[Data records]
--

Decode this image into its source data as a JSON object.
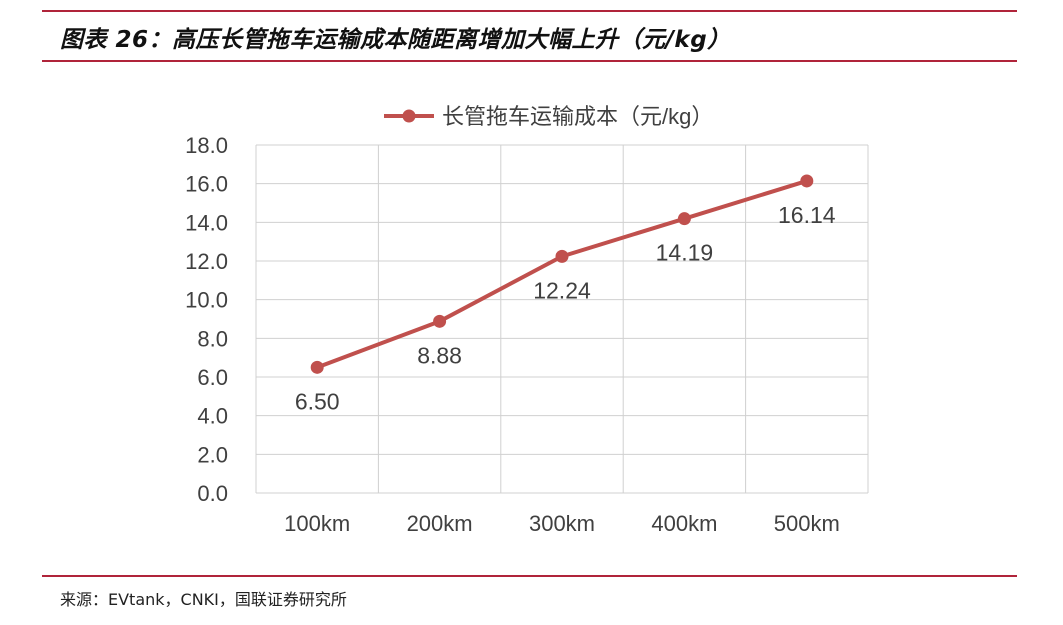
{
  "header": {
    "title": "图表 26：高压长管拖车运输成本随距离增加大幅上升（元/kg）"
  },
  "footer": {
    "source": "来源：EVtank，CNKI，国联证券研究所"
  },
  "colors": {
    "accent_rule": "#b0243a",
    "series_line": "#c0504d",
    "grid": "#d0d0d0",
    "text": "#404040"
  },
  "chart_data": {
    "type": "line",
    "title": "",
    "xlabel": "",
    "ylabel": "",
    "categories": [
      "100km",
      "200km",
      "300km",
      "400km",
      "500km"
    ],
    "series": [
      {
        "name": "长管拖车运输成本（元/kg）",
        "values": [
          6.5,
          8.88,
          12.24,
          14.19,
          16.14
        ],
        "labels": [
          "6.50",
          "8.88",
          "12.24",
          "14.19",
          "16.14"
        ]
      }
    ],
    "ylim": [
      0,
      18
    ],
    "yticks": [
      "0.0",
      "2.0",
      "4.0",
      "6.0",
      "8.0",
      "10.0",
      "12.0",
      "14.0",
      "16.0",
      "18.0"
    ],
    "grid": true,
    "legend_position": "top-center",
    "marker": "circle"
  }
}
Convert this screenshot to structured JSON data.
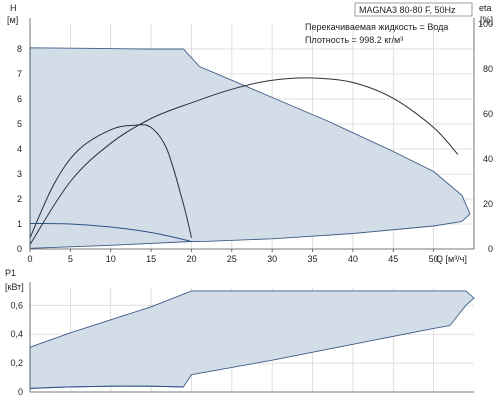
{
  "header": {
    "model": "MAGNA3 80-80 F, 50Hz",
    "liquid": "Перекачиваемая жидкость = Вода",
    "density": "Плотность = 998.2 кг/м³"
  },
  "chart_data": [
    {
      "type": "line",
      "name": "head-efficiency",
      "ylabel": "H",
      "yunit": "[м]",
      "y2label": "eta",
      "y2unit": "[%]",
      "xlabel": "Q [м³/ч]",
      "xlim": [
        0,
        55
      ],
      "ylim": [
        0,
        9
      ],
      "y2lim": [
        0,
        100
      ],
      "xticks": [
        0,
        5,
        10,
        15,
        20,
        25,
        30,
        35,
        40,
        45,
        50
      ],
      "yticks": [
        0,
        1,
        2,
        3,
        4,
        5,
        6,
        7,
        8
      ],
      "y2ticks": [
        0,
        20,
        40,
        60,
        80,
        100
      ],
      "grid": true,
      "envelope": {
        "x": [
          0,
          7,
          14,
          19,
          21,
          29,
          37,
          45,
          50,
          53.5,
          54.5,
          53.5,
          50,
          40,
          30,
          22,
          20,
          10,
          0
        ],
        "y": [
          8.05,
          8.03,
          8.0,
          8.0,
          7.3,
          6.2,
          5.1,
          3.9,
          3.1,
          2.15,
          1.4,
          1.1,
          0.92,
          0.62,
          0.41,
          0.31,
          0.3,
          0.15,
          0.03
        ]
      },
      "series": [
        {
          "role": "envelope-low-speed",
          "x": [
            0,
            5,
            10,
            15,
            19,
            20
          ],
          "y": [
            1.02,
            1.0,
            0.88,
            0.66,
            0.38,
            0.3
          ]
        },
        {
          "role": "efficiency-max-speed",
          "axis": "y2",
          "x": [
            0,
            5,
            10,
            15,
            20,
            25,
            30,
            35,
            40,
            45,
            50,
            53
          ],
          "y": [
            2,
            30,
            47,
            58,
            65,
            71,
            75,
            76,
            74,
            67,
            54,
            42
          ]
        },
        {
          "role": "efficiency-low-speed",
          "axis": "y2",
          "x": [
            0,
            3,
            6,
            10,
            13,
            15,
            17,
            19,
            20
          ],
          "y": [
            5,
            29,
            44,
            53,
            55,
            54,
            44,
            20,
            5
          ]
        }
      ]
    },
    {
      "type": "line",
      "name": "power",
      "ylabel": "P1",
      "yunit": "[кВт]",
      "xlim": [
        0,
        55
      ],
      "ylim": [
        0,
        0.72
      ],
      "yticks": [
        0,
        0.2,
        0.4,
        0.6
      ],
      "ytick_labels": [
        "0",
        "0,2",
        "0,4",
        "0,6"
      ],
      "grid": true,
      "envelope": {
        "x": [
          0,
          5,
          10,
          15,
          20,
          30,
          40,
          50,
          54,
          55,
          54,
          52,
          50,
          40,
          30,
          20,
          19,
          15,
          10,
          5,
          0
        ],
        "y": [
          0.31,
          0.41,
          0.5,
          0.59,
          0.7,
          0.7,
          0.7,
          0.7,
          0.7,
          0.65,
          0.6,
          0.46,
          0.44,
          0.33,
          0.22,
          0.12,
          0.035,
          0.04,
          0.04,
          0.035,
          0.025
        ]
      },
      "series": [
        {
          "role": "envelope-low-speed",
          "x": [
            0,
            5,
            10,
            15,
            19
          ],
          "y": [
            0.025,
            0.035,
            0.04,
            0.04,
            0.035
          ]
        }
      ]
    }
  ]
}
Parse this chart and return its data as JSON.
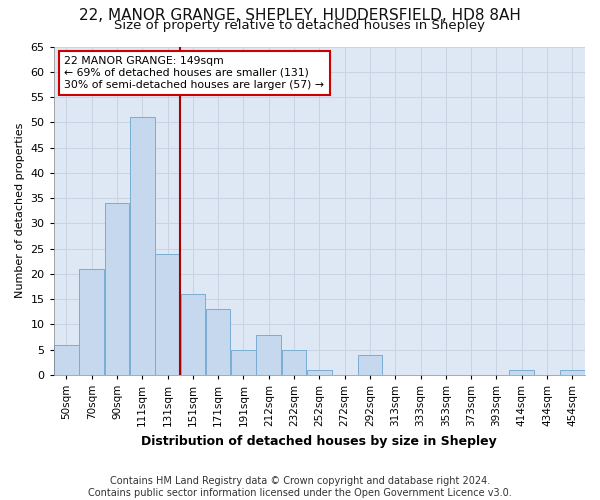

--

**WHAT THE EXERCISE ASKS:**
Reproduce each line word for word and drop the pictures.

**WRITTEN RESPONSE:**
Decode this image into its source data as a JSON object.
{
  "header": {
    "title": "图表 26：高压长管拖车运输成本随距离增加大幅上升（元/kg）"
  },
  "footer": {
    "source": "来源：EVtank，CNKI，国联证券研究所"
  },
  "colors": {
    "accent_rule": "#b0243a",
    "series_line": "#c0504d",
    "grid": "#d0d0d0",
    "text": "#404040"
  },
  "chart_data": {
    "type": "line",
    "title": "",
    "xlabel": "",
    "ylabel": "",
    "categories": [
      "100km",
      "200km",
      "300km",
      "400km",
      "500km"
    ],
    "series": [
      {
        "name": "长管拖车运输成本（元/kg）",
        "values": [
          6.5,
          8.88,
          12.24,
          14.19,
          16.14
        ],
        "labels": [
          "6.50",
          "8.88",
          "12.24",
          "14.19",
          "16.14"
        ]
      }
    ],
    "ylim": [
      0,
      18
    ],
    "yticks": [
      "0.0",
      "2.0",
      "4.0",
      "6.0",
      "8.0",
      "10.0",
      "12.0",
      "14.0",
      "16.0",
      "18.0"
    ],
    "grid": true,
    "legend_position": "top-center",
    "marker": "circle"
  }
}
Convert this screenshot to structured JSON data.
{
  "header": {
    "model": "MAGNA3 80-80 F, 50Hz",
    "liquid": "Перекачиваемая жидкость = Вода",
    "density": "Плотность = 998.2 кг/м³"
  },
  "chart_data": [
    {
      "type": "line",
      "name": "head-efficiency",
      "ylabel": "H",
      "yunit": "[м]",
      "y2label": "eta",
      "y2unit": "[%]",
      "xlabel": "Q [м³/ч]",
      "xlim": [
        0,
        55
      ],
      "ylim": [
        0,
        9
      ],
      "y2lim": [
        0,
        100
      ],
      "xticks": [
        0,
        5,
        10,
        15,
        20,
        25,
        30,
        35,
        40,
        45,
        50
      ],
      "yticks": [
        0,
        1,
        2,
        3,
        4,
        5,
        6,
        7,
        8
      ],
      "y2ticks": [
        0,
        20,
        40,
        60,
        80,
        100
      ],
      "grid": true,
      "envelope": {
        "x": [
          0,
          7,
          14,
          19,
          21,
          29,
          37,
          45,
          50,
          53.5,
          54.5,
          53.5,
          50,
          40,
          30,
          22,
          20,
          10,
          0
        ],
        "y": [
          8.05,
          8.03,
          8.0,
          8.0,
          7.3,
          6.2,
          5.1,
          3.9,
          3.1,
          2.15,
          1.4,
          1.1,
          0.92,
          0.62,
          0.41,
          0.31,
          0.3,
          0.15,
          0.03
        ]
      },
      "series": [
        {
          "role": "envelope-low-speed",
          "x": [
            0,
            5,
            10,
            15,
            19,
            20
          ],
          "y": [
            1.02,
            1.0,
            0.88,
            0.66,
            0.38,
            0.3
          ]
        },
        {
          "role": "efficiency-max-speed",
          "axis": "y2",
          "x": [
            0,
            5,
            10,
            15,
            20,
            25,
            30,
            35,
            40,
            45,
            50,
            53
          ],
          "y": [
            2,
            30,
            47,
            58,
            65,
            71,
            75,
            76,
            74,
            67,
            54,
            42
          ]
        },
        {
          "role": "efficiency-low-speed",
          "axis": "y2",
          "x": [
            0,
            3,
            6,
            10,
            13,
            15,
            17,
            19,
            20
          ],
          "y": [
            5,
            29,
            44,
            53,
            55,
            54,
            44,
            20,
            5
          ]
        }
      ]
    },
    {
      "type": "line",
      "name": "power",
      "ylabel": "P1",
      "yunit": "[кВт]",
      "xlim": [
        0,
        55
      ],
      "ylim": [
        0,
        0.72
      ],
      "yticks": [
        0,
        0.2,
        0.4,
        0.6
      ],
      "ytick_labels": [
        "0",
        "0,2",
        "0,4",
        "0,6"
      ],
      "grid": true,
      "envelope": {
        "x": [
          0,
          5,
          10,
          15,
          20,
          30,
          40,
          50,
          54,
          55,
          54,
          52,
          50,
          40,
          30,
          20,
          19,
          15,
          10,
          5,
          0
        ],
        "y": [
          0.31,
          0.41,
          0.5,
          0.59,
          0.7,
          0.7,
          0.7,
          0.7,
          0.7,
          0.65,
          0.6,
          0.46,
          0.44,
          0.33,
          0.22,
          0.12,
          0.035,
          0.04,
          0.04,
          0.035,
          0.025
        ]
      },
      "series": [
        {
          "role": "envelope-low-speed",
          "x": [
            0,
            5,
            10,
            15,
            19
          ],
          "y": [
            0.025,
            0.035,
            0.04,
            0.04,
            0.035
          ]
        }
      ]
    }
  ]
}
Parse this chart and return its data as JSON.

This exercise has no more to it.